Problem details
Restate the material word for word and leave out anything that is a picture.

Entries
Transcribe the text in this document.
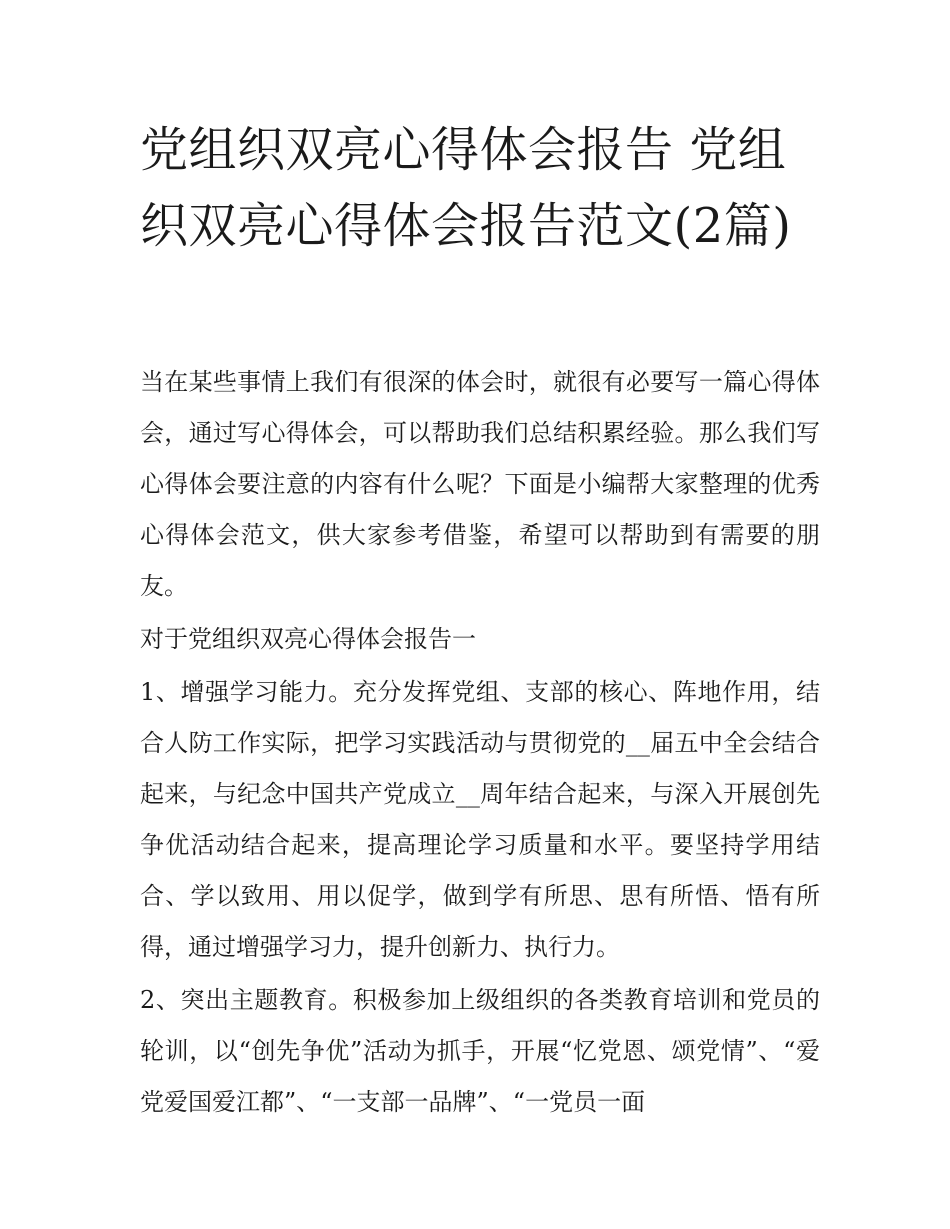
党组织双亮心得体会报告 党组织双亮心得体会报告范文(2篇)

当在某些事情上我们有很深的体会时，就很有必要写一篇心得体会，通过写心得体会，可以帮助我们总结积累经验。那么我们写心得体会要注意的内容有什么呢？下面是小编帮大家整理的优秀心得体会范文，供大家参考借鉴，希望可以帮助到有需要的朋友。

对于党组织双亮心得体会报告一

1、增强学习能力。充分发挥党组、支部的核心、阵地作用，结合人防工作实际，把学习实践活动与贯彻党的__届五中全会结合起来，与纪念中国共产党成立__周年结合起来，与深入开展创先争优活动结合起来，提高理论学习质量和水平。要坚持学用结合、学以致用、用以促学，做到学有所思、思有所悟、悟有所得，通过增强学习力，提升创新力、执行力。

2、突出主题教育。积极参加上级组织的各类教育培训和党员的轮训，以“创先争优”活动为抓手，开展“忆党恩、颂党情”、“爱党爱国爱江都”、“一支部一品牌”、“一党员一面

Result below
Transcribe the text in this document.
党组织双亮心得体会报告 党组织双亮心得体会报告范文(2篇)

当在某些事情上我们有很深的体会时，就很有必要写一篇心得体会，通过写心得体会，可以帮助我们总结积累经验。那么我们写心得体会要注意的内容有什么呢？下面是小编帮大家整理的优秀心得体会范文，供大家参考借鉴，希望可以帮助到有需要的朋友。

对于党组织双亮心得体会报告一

1、增强学习能力。充分发挥党组、支部的核心、阵地作用，结合人防工作实际，把学习实践活动与贯彻党的__届五中全会结合起来，与纪念中国共产党成立__周年结合起来，与深入开展创先争优活动结合起来，提高理论学习质量和水平。要坚持学用结合、学以致用、用以促学，做到学有所思、思有所悟、悟有所得，通过增强学习力，提升创新力、执行力。

2、突出主题教育。积极参加上级组织的各类教育培训和党员的轮训，以“创先争优”活动为抓手，开展“忆党恩、颂党情”、“爱党爱国爱江都”、“一支部一品牌”、“一党员一面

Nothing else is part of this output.